_Information given_
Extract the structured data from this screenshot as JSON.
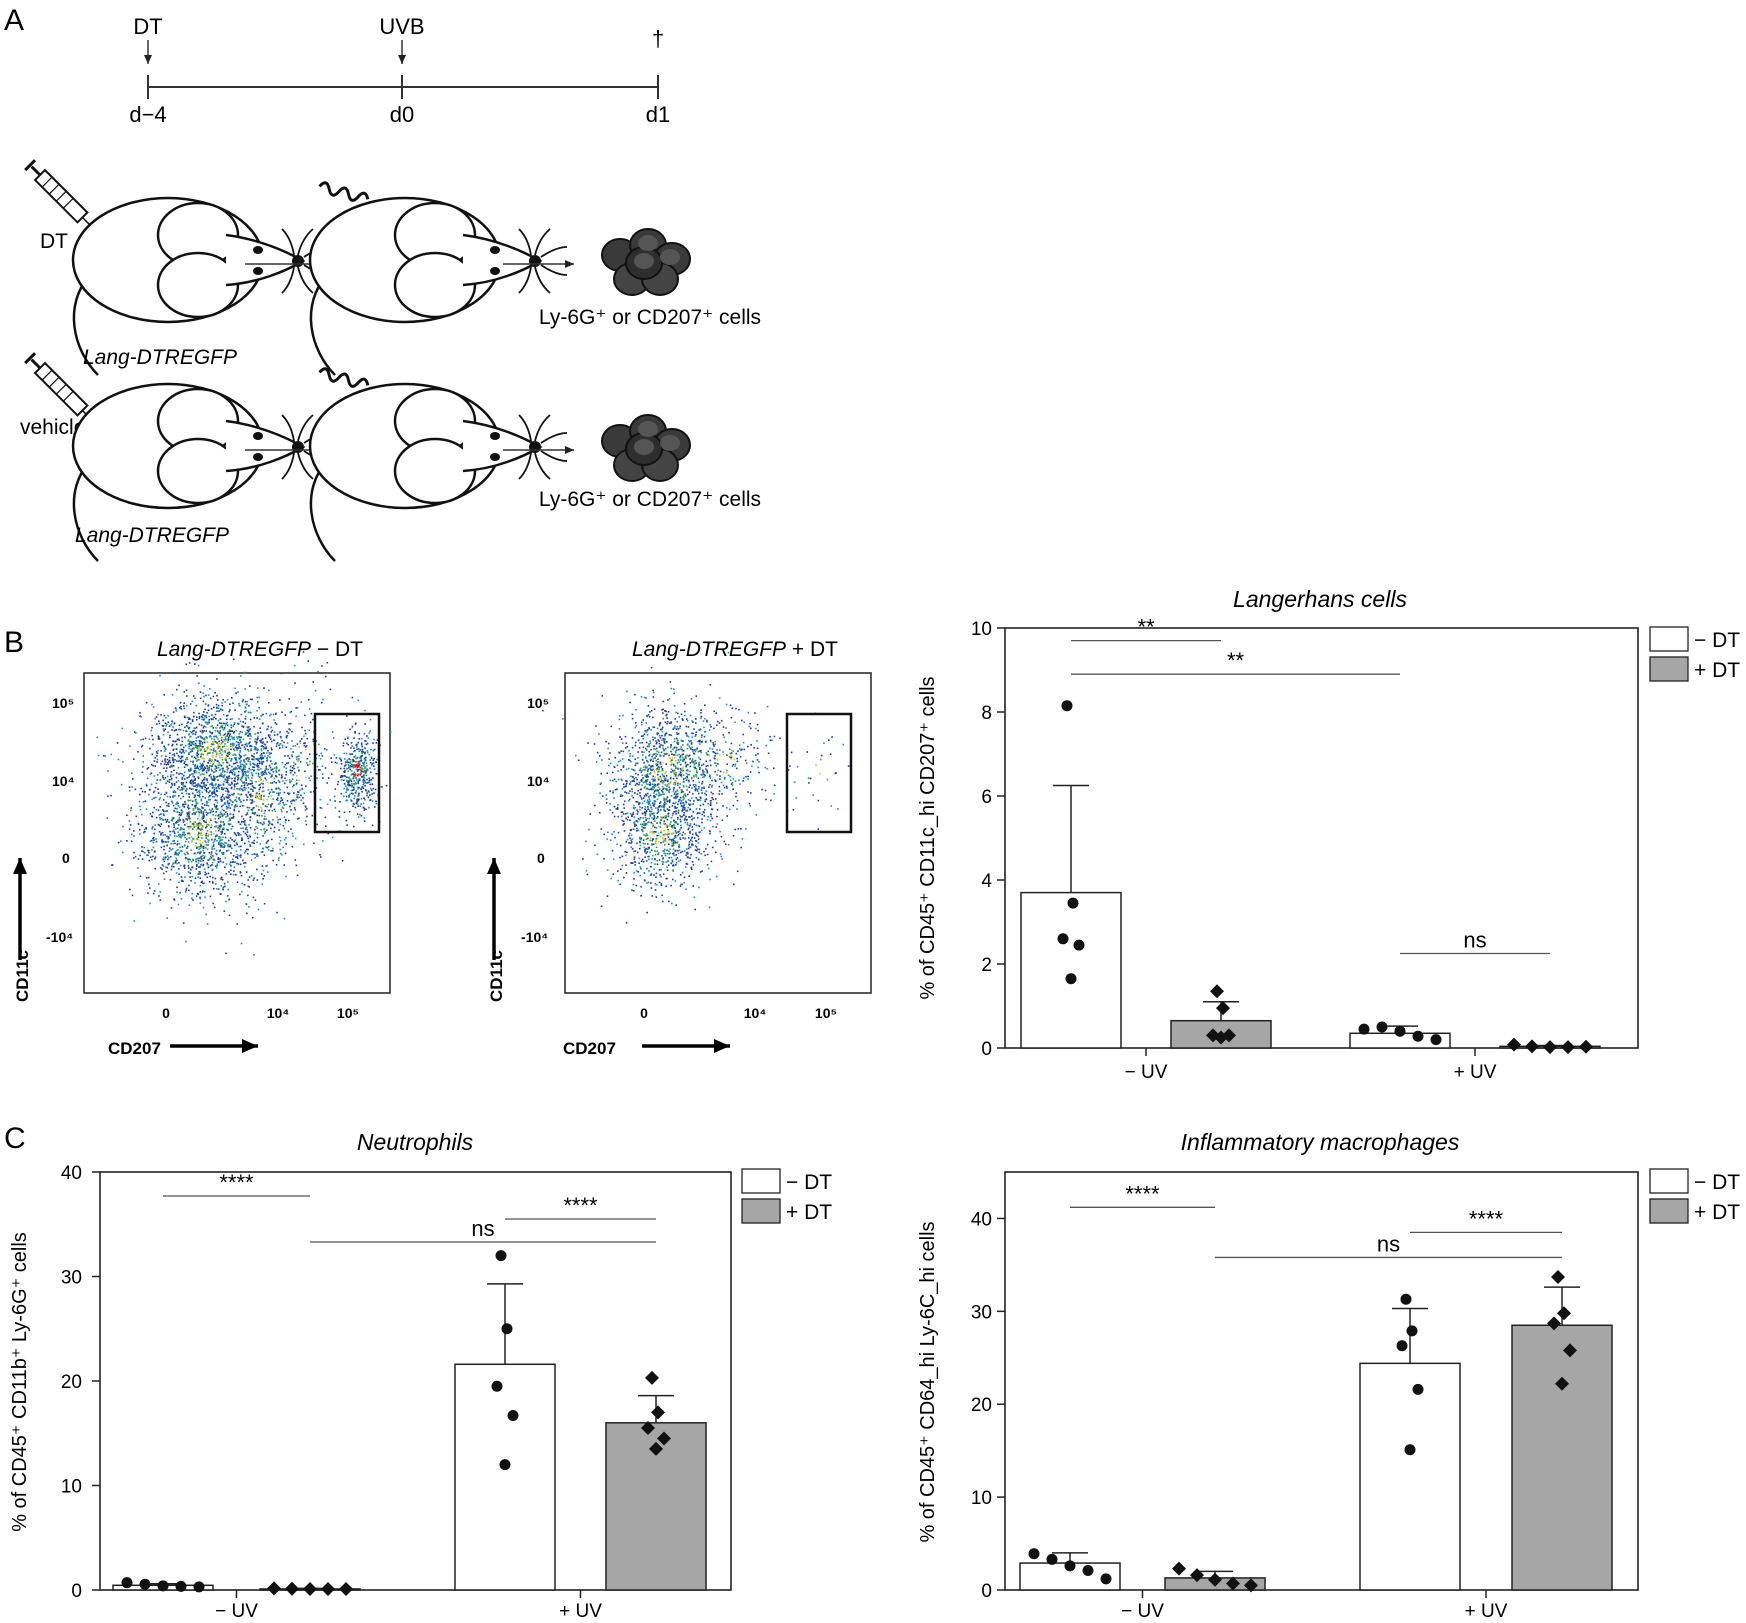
{
  "panels": {
    "a": "A",
    "b": "B",
    "c": "C"
  },
  "timeline": {
    "events": [
      {
        "label": "DT",
        "day": "d−4"
      },
      {
        "label": "UVB",
        "day": "d0"
      },
      {
        "label": "†",
        "day": "d1"
      }
    ]
  },
  "schema": {
    "rows": [
      {
        "treatment": "DT",
        "mouse": "Lang-DTREGFP",
        "cells": "Ly-6G⁺ or CD207⁺ cells"
      },
      {
        "treatment": "vehicle",
        "mouse": "Lang-DTREGFP",
        "cells": "Ly-6G⁺ or CD207⁺ cells"
      }
    ]
  },
  "flow": {
    "left": {
      "title_italic": "Lang-DTREGFP",
      "title_rest": " − DT"
    },
    "right": {
      "title_italic": "Lang-DTREGFP",
      "title_rest": " + DT"
    },
    "y_label": "CD11c",
    "x_label": "CD207",
    "y_ticks": [
      "10⁵",
      "10⁴",
      "0",
      "-10⁴"
    ],
    "x_ticks": [
      "0",
      "10⁴",
      "10⁵"
    ]
  },
  "legend": {
    "minus": "− DT",
    "plus": "+ DT"
  },
  "colors": {
    "grey_bar": "#a6a6a6",
    "white_bar": "#ffffff",
    "axis": "#222222"
  },
  "chart_data": [
    {
      "id": "langerhans",
      "type": "bar",
      "title": "Langerhans cells",
      "ylabel": "% of CD45⁺ CD11c_hi CD207⁺ cells",
      "categories": [
        "− UV",
        "+ UV"
      ],
      "ylim": [
        0,
        10
      ],
      "yticks": [
        0,
        2,
        4,
        6,
        8,
        10
      ],
      "series": [
        {
          "name": "− DT",
          "values": [
            3.7,
            0.35
          ],
          "errors": [
            2.55,
            0.17
          ],
          "points": [
            [
              8.15,
              3.45,
              2.6,
              2.45,
              1.65
            ],
            [
              0.45,
              0.5,
              0.4,
              0.28,
              0.2
            ]
          ]
        },
        {
          "name": "+ DT",
          "values": [
            0.65,
            0.04
          ],
          "errors": [
            0.45,
            0.02
          ],
          "points": [
            [
              1.35,
              0.95,
              0.3,
              0.3,
              0.25
            ],
            [
              0.08,
              0.04,
              0.02,
              0.02,
              0.03
            ]
          ]
        }
      ],
      "significance": [
        {
          "label": "**",
          "from": [
            0,
            0
          ],
          "to": [
            0,
            1
          ],
          "y": 8.9
        },
        {
          "label": "**",
          "from": [
            0,
            0
          ],
          "to": [
            1,
            0
          ],
          "y": 9.7
        },
        {
          "label": "ns",
          "from": [
            0,
            1
          ],
          "to": [
            1,
            1
          ],
          "y": 2.25
        }
      ]
    },
    {
      "id": "neutrophils",
      "type": "bar",
      "title": "Neutrophils",
      "ylabel": "% of CD45⁺ CD11b⁺ Ly-6G⁺ cells",
      "categories": [
        "− UV",
        "+ UV"
      ],
      "ylim": [
        0,
        40
      ],
      "yticks": [
        0,
        10,
        20,
        30,
        40
      ],
      "series": [
        {
          "name": "− DT",
          "values": [
            0.45,
            21.6
          ],
          "errors": [
            0.15,
            7.7
          ],
          "points": [
            [
              0.7,
              0.55,
              0.4,
              0.35,
              0.3
            ],
            [
              32.0,
              25.0,
              19.5,
              16.7,
              12.0
            ]
          ]
        },
        {
          "name": "+ DT",
          "values": [
            0.1,
            16.0
          ],
          "errors": [
            0.05,
            2.6
          ],
          "points": [
            [
              0.15,
              0.12,
              0.1,
              0.1,
              0.1
            ],
            [
              20.3,
              17.0,
              15.5,
              14.5,
              13.5
            ]
          ]
        }
      ],
      "significance": [
        {
          "label": "****",
          "from": [
            0,
            0
          ],
          "to": [
            1,
            0
          ],
          "y": 37.7
        },
        {
          "label": "****",
          "from": [
            0,
            1
          ],
          "to": [
            1,
            1
          ],
          "y": 35.5
        },
        {
          "label": "ns",
          "from": [
            1,
            0
          ],
          "to": [
            1,
            1
          ],
          "y": 33.3
        }
      ]
    },
    {
      "id": "macrophages",
      "type": "bar",
      "title": "Inflammatory macrophages",
      "ylabel": "% of CD45⁺ CD64_hi Ly-6C_hi cells",
      "categories": [
        "− UV",
        "+ UV"
      ],
      "ylim": [
        0,
        45
      ],
      "yticks": [
        0,
        10,
        20,
        30,
        40
      ],
      "series": [
        {
          "name": "− DT",
          "values": [
            2.9,
            24.4
          ],
          "errors": [
            1.1,
            5.9
          ],
          "points": [
            [
              3.9,
              3.3,
              2.6,
              2.1,
              1.2
            ],
            [
              31.3,
              27.9,
              26.3,
              21.6,
              15.1
            ]
          ]
        },
        {
          "name": "+ DT",
          "values": [
            1.3,
            28.5
          ],
          "errors": [
            0.7,
            4.1
          ],
          "points": [
            [
              2.3,
              1.6,
              1.1,
              0.7,
              0.5
            ],
            [
              33.7,
              29.8,
              28.7,
              25.8,
              22.2
            ]
          ]
        }
      ],
      "significance": [
        {
          "label": "****",
          "from": [
            0,
            0
          ],
          "to": [
            1,
            0
          ],
          "y": 41.2
        },
        {
          "label": "****",
          "from": [
            0,
            1
          ],
          "to": [
            1,
            1
          ],
          "y": 38.5
        },
        {
          "label": "ns",
          "from": [
            1,
            0
          ],
          "to": [
            1,
            1
          ],
          "y": 35.8
        }
      ]
    }
  ]
}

_Instructions to follow_
Print all entries exactly. The images do not belong in the copy.

_Task result_
Extract the structured data from this screenshot as JSON.
{
  "panels": {
    "a": "A",
    "b": "B",
    "c": "C"
  },
  "timeline": {
    "events": [
      {
        "label": "DT",
        "day": "d−4"
      },
      {
        "label": "UVB",
        "day": "d0"
      },
      {
        "label": "†",
        "day": "d1"
      }
    ]
  },
  "schema": {
    "rows": [
      {
        "treatment": "DT",
        "mouse": "Lang-DTREGFP",
        "cells": "Ly-6G⁺ or CD207⁺ cells"
      },
      {
        "treatment": "vehicle",
        "mouse": "Lang-DTREGFP",
        "cells": "Ly-6G⁺ or CD207⁺ cells"
      }
    ]
  },
  "flow": {
    "left": {
      "title_italic": "Lang-DTREGFP",
      "title_rest": " − DT"
    },
    "right": {
      "title_italic": "Lang-DTREGFP",
      "title_rest": " + DT"
    },
    "y_label": "CD11c",
    "x_label": "CD207",
    "y_ticks": [
      "10⁵",
      "10⁴",
      "0",
      "-10⁴"
    ],
    "x_ticks": [
      "0",
      "10⁴",
      "10⁵"
    ]
  },
  "legend": {
    "minus": "− DT",
    "plus": "+ DT"
  },
  "colors": {
    "grey_bar": "#a6a6a6",
    "white_bar": "#ffffff",
    "axis": "#222222"
  },
  "chart_data": [
    {
      "id": "langerhans",
      "type": "bar",
      "title": "Langerhans cells",
      "ylabel": "% of CD45⁺ CD11c_hi CD207⁺ cells",
      "categories": [
        "− UV",
        "+ UV"
      ],
      "ylim": [
        0,
        10
      ],
      "yticks": [
        0,
        2,
        4,
        6,
        8,
        10
      ],
      "series": [
        {
          "name": "− DT",
          "values": [
            3.7,
            0.35
          ],
          "errors": [
            2.55,
            0.17
          ],
          "points": [
            [
              8.15,
              3.45,
              2.6,
              2.45,
              1.65
            ],
            [
              0.45,
              0.5,
              0.4,
              0.28,
              0.2
            ]
          ]
        },
        {
          "name": "+ DT",
          "values": [
            0.65,
            0.04
          ],
          "errors": [
            0.45,
            0.02
          ],
          "points": [
            [
              1.35,
              0.95,
              0.3,
              0.3,
              0.25
            ],
            [
              0.08,
              0.04,
              0.02,
              0.02,
              0.03
            ]
          ]
        }
      ],
      "significance": [
        {
          "label": "**",
          "from": [
            0,
            0
          ],
          "to": [
            0,
            1
          ],
          "y": 8.9
        },
        {
          "label": "**",
          "from": [
            0,
            0
          ],
          "to": [
            1,
            0
          ],
          "y": 9.7
        },
        {
          "label": "ns",
          "from": [
            0,
            1
          ],
          "to": [
            1,
            1
          ],
          "y": 2.25
        }
      ]
    },
    {
      "id": "neutrophils",
      "type": "bar",
      "title": "Neutrophils",
      "ylabel": "% of CD45⁺ CD11b⁺ Ly-6G⁺ cells",
      "categories": [
        "− UV",
        "+ UV"
      ],
      "ylim": [
        0,
        40
      ],
      "yticks": [
        0,
        10,
        20,
        30,
        40
      ],
      "series": [
        {
          "name": "− DT",
          "values": [
            0.45,
            21.6
          ],
          "errors": [
            0.15,
            7.7
          ],
          "points": [
            [
              0.7,
              0.55,
              0.4,
              0.35,
              0.3
            ],
            [
              32.0,
              25.0,
              19.5,
              16.7,
              12.0
            ]
          ]
        },
        {
          "name": "+ DT",
          "values": [
            0.1,
            16.0
          ],
          "errors": [
            0.05,
            2.6
          ],
          "points": [
            [
              0.15,
              0.12,
              0.1,
              0.1,
              0.1
            ],
            [
              20.3,
              17.0,
              15.5,
              14.5,
              13.5
            ]
          ]
        }
      ],
      "significance": [
        {
          "label": "****",
          "from": [
            0,
            0
          ],
          "to": [
            1,
            0
          ],
          "y": 37.7
        },
        {
          "label": "****",
          "from": [
            0,
            1
          ],
          "to": [
            1,
            1
          ],
          "y": 35.5
        },
        {
          "label": "ns",
          "from": [
            1,
            0
          ],
          "to": [
            1,
            1
          ],
          "y": 33.3
        }
      ]
    },
    {
      "id": "macrophages",
      "type": "bar",
      "title": "Inflammatory macrophages",
      "ylabel": "% of CD45⁺ CD64_hi Ly-6C_hi cells",
      "categories": [
        "− UV",
        "+ UV"
      ],
      "ylim": [
        0,
        45
      ],
      "yticks": [
        0,
        10,
        20,
        30,
        40
      ],
      "series": [
        {
          "name": "− DT",
          "values": [
            2.9,
            24.4
          ],
          "errors": [
            1.1,
            5.9
          ],
          "points": [
            [
              3.9,
              3.3,
              2.6,
              2.1,
              1.2
            ],
            [
              31.3,
              27.9,
              26.3,
              21.6,
              15.1
            ]
          ]
        },
        {
          "name": "+ DT",
          "values": [
            1.3,
            28.5
          ],
          "errors": [
            0.7,
            4.1
          ],
          "points": [
            [
              2.3,
              1.6,
              1.1,
              0.7,
              0.5
            ],
            [
              33.7,
              29.8,
              28.7,
              25.8,
              22.2
            ]
          ]
        }
      ],
      "significance": [
        {
          "label": "****",
          "from": [
            0,
            0
          ],
          "to": [
            1,
            0
          ],
          "y": 41.2
        },
        {
          "label": "****",
          "from": [
            0,
            1
          ],
          "to": [
            1,
            1
          ],
          "y": 38.5
        },
        {
          "label": "ns",
          "from": [
            1,
            0
          ],
          "to": [
            1,
            1
          ],
          "y": 35.8
        }
      ]
    }
  ]
}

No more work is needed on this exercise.